PROBLEM TO SOLVE — Return the listing below exactly, with the pictures dropped.

+ + + + +

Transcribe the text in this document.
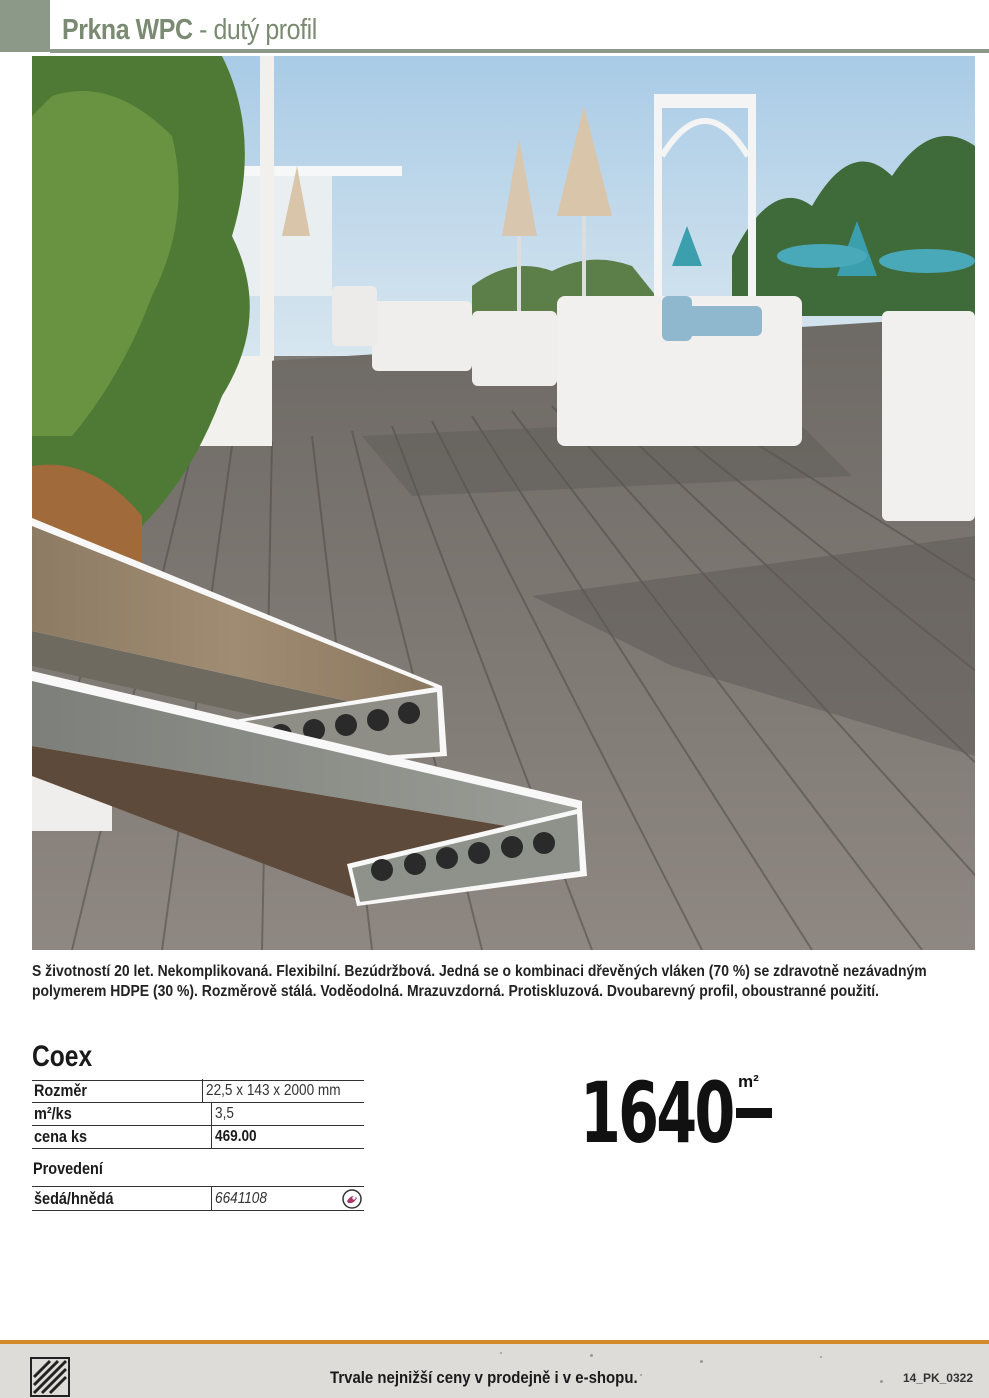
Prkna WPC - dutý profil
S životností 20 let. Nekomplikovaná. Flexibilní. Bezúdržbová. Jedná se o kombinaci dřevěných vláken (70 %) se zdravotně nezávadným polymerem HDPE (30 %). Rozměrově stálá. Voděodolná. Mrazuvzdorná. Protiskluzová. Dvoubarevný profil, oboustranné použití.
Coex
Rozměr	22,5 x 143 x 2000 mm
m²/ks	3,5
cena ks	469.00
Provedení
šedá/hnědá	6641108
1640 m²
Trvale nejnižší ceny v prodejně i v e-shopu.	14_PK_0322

+ + + + +

TASK OUTPUT —
Transcribe the text in this document.
Prkna WPC - dutý profil
S životností 20 let. Nekomplikovaná. Flexibilní. Bezúdržbová. Jedná se o kombinaci dřevěných vláken (70 %) se zdravotně nezávadným polymerem HDPE (30 %). Rozměrově stálá. Voděodolná. Mrazuvzdorná. Protiskluzová. Dvoubarevný profil, oboustranné použití.
Coex
Rozměr	22,5 x 143 x 2000 mm
m²/ks	3,5
cena ks	469.00
Provedení
šedá/hnědá	6641108
1640 m²
Trvale nejnižší ceny v prodejně i v e-shopu.	14_PK_0322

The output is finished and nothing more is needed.